* _Given instruction_:
Collect each line containing "Voir".

* _Input_:
:::::

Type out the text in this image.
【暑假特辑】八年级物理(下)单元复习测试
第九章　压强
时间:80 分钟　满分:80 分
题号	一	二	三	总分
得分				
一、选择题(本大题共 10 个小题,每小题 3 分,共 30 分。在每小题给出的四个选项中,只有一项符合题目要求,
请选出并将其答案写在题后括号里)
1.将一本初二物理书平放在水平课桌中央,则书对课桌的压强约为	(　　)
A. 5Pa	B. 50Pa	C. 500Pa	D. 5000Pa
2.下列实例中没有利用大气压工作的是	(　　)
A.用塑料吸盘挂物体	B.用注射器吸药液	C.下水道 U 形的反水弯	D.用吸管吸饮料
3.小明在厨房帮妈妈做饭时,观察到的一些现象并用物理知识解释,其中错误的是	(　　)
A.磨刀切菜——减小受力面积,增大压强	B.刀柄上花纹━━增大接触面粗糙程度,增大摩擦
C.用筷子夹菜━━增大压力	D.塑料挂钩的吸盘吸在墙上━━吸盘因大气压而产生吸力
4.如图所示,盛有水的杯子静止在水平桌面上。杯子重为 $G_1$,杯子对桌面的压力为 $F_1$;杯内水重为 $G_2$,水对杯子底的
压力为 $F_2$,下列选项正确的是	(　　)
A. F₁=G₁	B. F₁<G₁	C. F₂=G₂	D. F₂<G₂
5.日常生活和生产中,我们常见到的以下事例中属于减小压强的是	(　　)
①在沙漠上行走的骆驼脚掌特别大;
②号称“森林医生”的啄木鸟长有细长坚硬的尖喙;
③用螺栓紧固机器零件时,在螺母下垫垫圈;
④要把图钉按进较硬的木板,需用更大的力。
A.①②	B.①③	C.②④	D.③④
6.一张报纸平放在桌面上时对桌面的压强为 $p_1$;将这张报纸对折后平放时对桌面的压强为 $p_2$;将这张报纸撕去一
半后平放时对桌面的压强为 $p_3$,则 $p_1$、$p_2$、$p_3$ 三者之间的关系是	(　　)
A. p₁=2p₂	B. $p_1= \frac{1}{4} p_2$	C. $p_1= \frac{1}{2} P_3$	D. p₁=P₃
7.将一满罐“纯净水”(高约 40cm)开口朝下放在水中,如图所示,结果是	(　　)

:::::

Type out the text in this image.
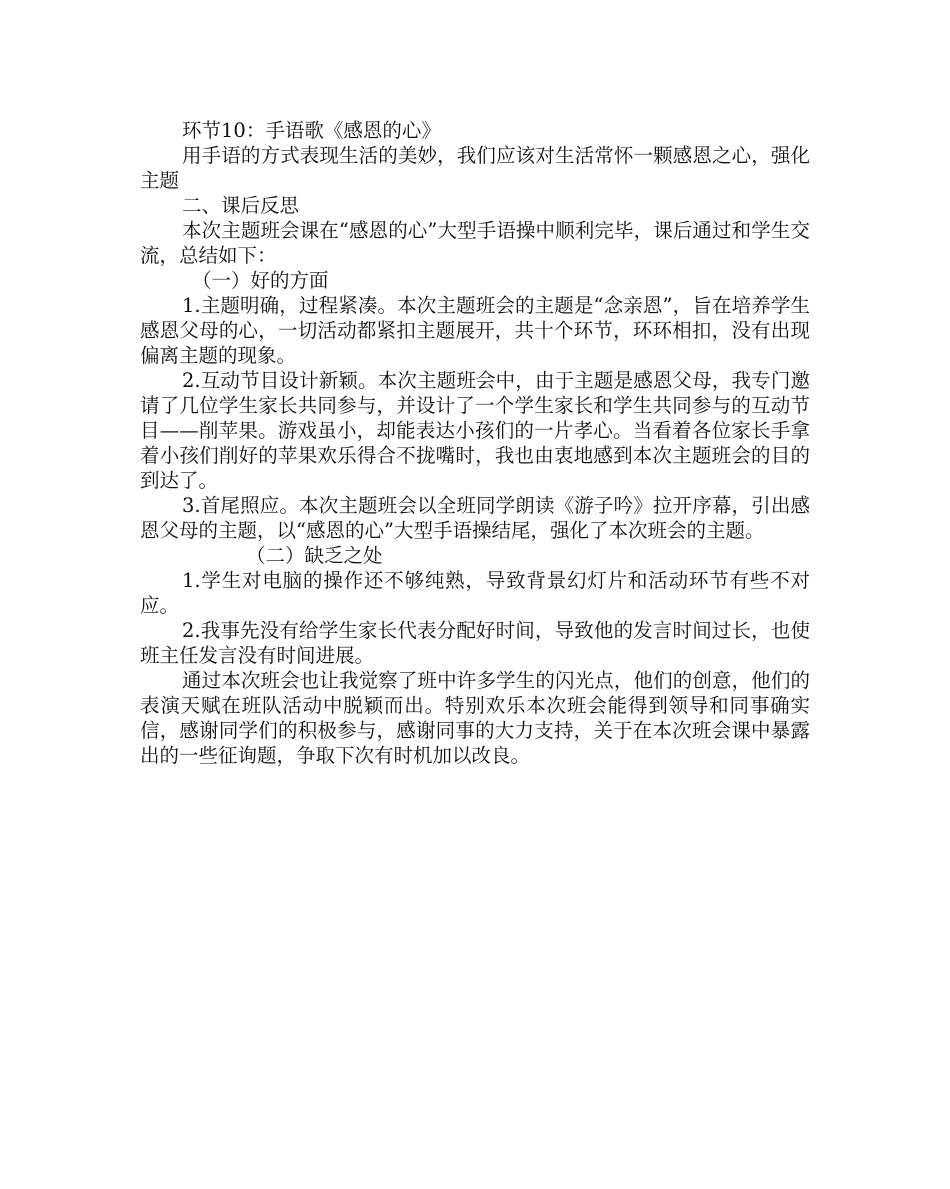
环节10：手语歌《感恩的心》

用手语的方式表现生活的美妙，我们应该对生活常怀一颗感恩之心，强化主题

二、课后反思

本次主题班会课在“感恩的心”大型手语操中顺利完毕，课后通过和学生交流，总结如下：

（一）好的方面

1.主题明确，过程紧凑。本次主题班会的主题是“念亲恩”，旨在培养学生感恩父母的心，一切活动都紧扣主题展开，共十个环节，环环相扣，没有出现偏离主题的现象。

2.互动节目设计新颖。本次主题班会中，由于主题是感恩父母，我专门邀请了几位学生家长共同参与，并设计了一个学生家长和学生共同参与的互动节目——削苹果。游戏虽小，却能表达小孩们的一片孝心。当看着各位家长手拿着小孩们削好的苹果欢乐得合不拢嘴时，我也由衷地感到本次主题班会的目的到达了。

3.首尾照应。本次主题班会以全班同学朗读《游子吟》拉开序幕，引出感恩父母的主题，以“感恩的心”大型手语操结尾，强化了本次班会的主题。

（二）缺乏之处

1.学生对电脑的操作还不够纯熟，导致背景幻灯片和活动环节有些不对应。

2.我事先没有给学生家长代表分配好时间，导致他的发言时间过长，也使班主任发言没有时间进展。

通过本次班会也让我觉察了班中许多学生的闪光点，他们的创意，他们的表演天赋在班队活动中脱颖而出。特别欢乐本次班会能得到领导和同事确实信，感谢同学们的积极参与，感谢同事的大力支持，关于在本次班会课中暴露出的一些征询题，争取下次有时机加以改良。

:::::

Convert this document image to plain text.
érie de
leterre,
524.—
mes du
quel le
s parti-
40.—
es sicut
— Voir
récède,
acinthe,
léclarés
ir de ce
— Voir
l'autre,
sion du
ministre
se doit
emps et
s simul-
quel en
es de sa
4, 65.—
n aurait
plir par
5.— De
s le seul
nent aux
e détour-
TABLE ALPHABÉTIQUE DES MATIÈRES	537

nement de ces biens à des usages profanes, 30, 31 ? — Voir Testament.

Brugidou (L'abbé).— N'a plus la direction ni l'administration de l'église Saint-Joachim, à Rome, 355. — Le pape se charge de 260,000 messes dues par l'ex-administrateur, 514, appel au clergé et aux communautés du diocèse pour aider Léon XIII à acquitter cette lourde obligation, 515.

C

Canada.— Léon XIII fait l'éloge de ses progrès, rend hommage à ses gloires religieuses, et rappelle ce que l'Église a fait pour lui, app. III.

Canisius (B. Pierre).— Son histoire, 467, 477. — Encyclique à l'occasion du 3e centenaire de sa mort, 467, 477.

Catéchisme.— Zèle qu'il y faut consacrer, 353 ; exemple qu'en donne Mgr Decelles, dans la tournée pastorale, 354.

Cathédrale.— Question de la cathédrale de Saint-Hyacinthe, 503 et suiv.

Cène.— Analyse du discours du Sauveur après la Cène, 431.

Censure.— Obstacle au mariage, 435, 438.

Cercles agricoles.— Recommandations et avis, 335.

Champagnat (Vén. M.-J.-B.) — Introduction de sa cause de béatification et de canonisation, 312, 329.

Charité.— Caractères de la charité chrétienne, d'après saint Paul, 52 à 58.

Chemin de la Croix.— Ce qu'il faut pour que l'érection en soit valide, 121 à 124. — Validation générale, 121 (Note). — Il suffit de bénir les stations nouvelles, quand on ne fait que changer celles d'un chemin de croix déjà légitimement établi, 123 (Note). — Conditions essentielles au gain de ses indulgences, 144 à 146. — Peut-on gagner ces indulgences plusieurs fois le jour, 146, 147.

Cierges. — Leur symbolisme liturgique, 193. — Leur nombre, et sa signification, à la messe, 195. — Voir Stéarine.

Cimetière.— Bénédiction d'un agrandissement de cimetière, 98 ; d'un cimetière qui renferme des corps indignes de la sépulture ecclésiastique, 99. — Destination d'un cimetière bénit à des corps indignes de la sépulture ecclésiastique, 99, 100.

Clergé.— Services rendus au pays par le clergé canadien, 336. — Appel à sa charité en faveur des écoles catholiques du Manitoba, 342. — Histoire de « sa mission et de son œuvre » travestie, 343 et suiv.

:::::

* _Written response_:
— Voir
— Voir
nement de ces biens à des usages profanes, 30, 31 ? — Voir Testament.
Cierges. — Leur symbolisme liturgique, 193. — Leur nombre, et sa signification, à la messe, 195. — Voir Stéarine.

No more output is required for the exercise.